### Exercise requirements
The listing below must be repeated word for word, without its pictures.
- Opening Delimiter -
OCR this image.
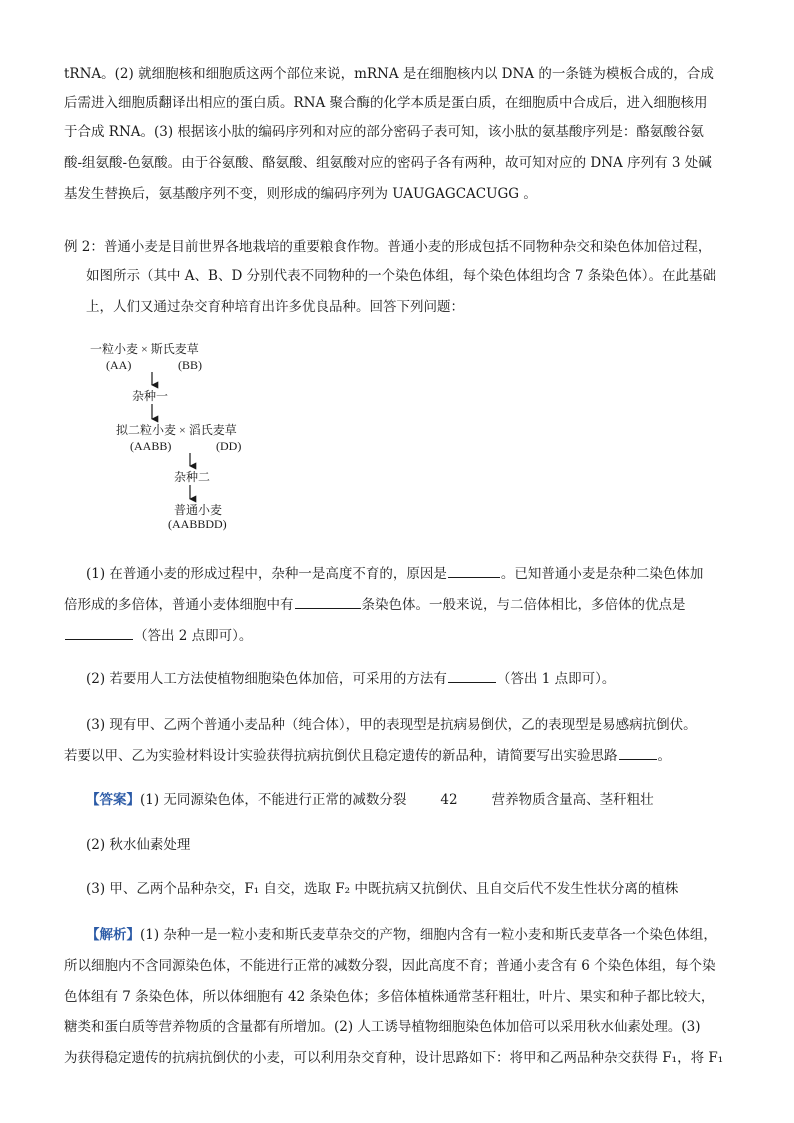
tRNA。(2) 就细胞核和细胞质这两个部位来说，mRNA 是在细胞核内以 DNA 的一条链为模板合成的，合成
后需进入细胞质翻译出相应的蛋白质。RNA 聚合酶的化学本质是蛋白质，在细胞质中合成后，进入细胞核用
于合成 RNA。(3) 根据该小肽的编码序列和对应的部分密码子表可知，该小肽的氨基酸序列是：酪氨酸谷氨
酸-组氨酸-色氨酸。由于谷氨酸、酪氨酸、组氨酸对应的密码子各有两种，故可知对应的 DNA 序列有 3 处碱
基发生替换后，氨基酸序列不变，则形成的编码序列为 UAUGAGCACUGG 。
例 2：普通小麦是目前世界各地栽培的重要粮食作物。普通小麦的形成包括不同物种杂交和染色体加倍过程，
如图所示（其中 A、B、D 分别代表不同物种的一个染色体组，每个染色体组均含 7 条染色体）。在此基础
上，人们又通过杂交育种培育出许多优良品种。回答下列问题：
一粒小麦 × 斯氏麦草
(AA)	(BB)
杂种一
拟二粒小麦 × 滔氏麦草
(AABB)	(DD)
杂种二
普通小麦
(AABBDD)
(1) 在普通小麦的形成过程中，杂种一是高度不育的，原因是	。已知普通小麦是杂种二染色体加
倍形成的多倍体，普通小麦体细胞中有	条染色体。一般来说，与二倍体相比，多倍体的优点是
（答出 2 点即可）。
(2) 若要用人工方法使植物细胞染色体加倍，可采用的方法有	（答出 1 点即可）。
(3) 现有甲、乙两个普通小麦品种（纯合体），甲的表现型是抗病易倒伏，乙的表现型是易感病抗倒伏。
若要以甲、乙为实验材料设计实验获得抗病抗倒伏且稳定遗传的新品种，请简要写出实验思路	。
【答案】(1) 无同源染色体，不能进行正常的减数分裂	42	营养物质含量高、茎秆粗壮
(2) 秋水仙素处理
(3) 甲、乙两个品种杂交，F₁ 自交，选取 F₂ 中既抗病又抗倒伏、且自交后代不发生性状分离的植株
【解析】(1) 杂种一是一粒小麦和斯氏麦草杂交的产物，细胞内含有一粒小麦和斯氏麦草各一个染色体组，
所以细胞内不含同源染色体，不能进行正常的减数分裂，因此高度不育；普通小麦含有 6 个染色体组，每个染
色体组有 7 条染色体，所以体细胞有 42 条染色体；多倍体植株通常茎秆粗壮，叶片、果实和种子都比较大，
糖类和蛋白质等营养物质的含量都有所增加。(2) 人工诱导植物细胞染色体加倍可以采用秋水仙素处理。(3)
为获得稳定遗传的抗病抗倒伏的小麦，可以利用杂交育种，设计思路如下：将甲和乙两品种杂交获得 F₁，将 F₁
- Closing Delimiter -
### Solution
OCR this image.
tRNA。(2) 就细胞核和细胞质这两个部位来说，mRNA 是在细胞核内以 DNA 的一条链为模板合成的，合成
后需进入细胞质翻译出相应的蛋白质。RNA 聚合酶的化学本质是蛋白质，在细胞质中合成后，进入细胞核用
于合成 RNA。(3) 根据该小肽的编码序列和对应的部分密码子表可知，该小肽的氨基酸序列是：酪氨酸谷氨
酸-组氨酸-色氨酸。由于谷氨酸、酪氨酸、组氨酸对应的密码子各有两种，故可知对应的 DNA 序列有 3 处碱
基发生替换后，氨基酸序列不变，则形成的编码序列为 UAUGAGCACUGG 。
例 2：普通小麦是目前世界各地栽培的重要粮食作物。普通小麦的形成包括不同物种杂交和染色体加倍过程，
如图所示（其中 A、B、D 分别代表不同物种的一个染色体组，每个染色体组均含 7 条染色体）。在此基础
上，人们又通过杂交育种培育出许多优良品种。回答下列问题：
一粒小麦 × 斯氏麦草
(AA)	(BB)
杂种一
拟二粒小麦 × 滔氏麦草
(AABB)	(DD)
杂种二
普通小麦
(AABBDD)
(1) 在普通小麦的形成过程中，杂种一是高度不育的，原因是	。已知普通小麦是杂种二染色体加
倍形成的多倍体，普通小麦体细胞中有	条染色体。一般来说，与二倍体相比，多倍体的优点是
（答出 2 点即可）。
(2) 若要用人工方法使植物细胞染色体加倍，可采用的方法有	（答出 1 点即可）。
(3) 现有甲、乙两个普通小麦品种（纯合体），甲的表现型是抗病易倒伏，乙的表现型是易感病抗倒伏。
若要以甲、乙为实验材料设计实验获得抗病抗倒伏且稳定遗传的新品种，请简要写出实验思路	。
【答案】(1) 无同源染色体，不能进行正常的减数分裂	42	营养物质含量高、茎秆粗壮
(2) 秋水仙素处理
(3) 甲、乙两个品种杂交，F₁ 自交，选取 F₂ 中既抗病又抗倒伏、且自交后代不发生性状分离的植株
【解析】(1) 杂种一是一粒小麦和斯氏麦草杂交的产物，细胞内含有一粒小麦和斯氏麦草各一个染色体组，
所以细胞内不含同源染色体，不能进行正常的减数分裂，因此高度不育；普通小麦含有 6 个染色体组，每个染
色体组有 7 条染色体，所以体细胞有 42 条染色体；多倍体植株通常茎秆粗壮，叶片、果实和种子都比较大，
糖类和蛋白质等营养物质的含量都有所增加。(2) 人工诱导植物细胞染色体加倍可以采用秋水仙素处理。(3)
为获得稳定遗传的抗病抗倒伏的小麦，可以利用杂交育种，设计思路如下：将甲和乙两品种杂交获得 F₁，将 F₁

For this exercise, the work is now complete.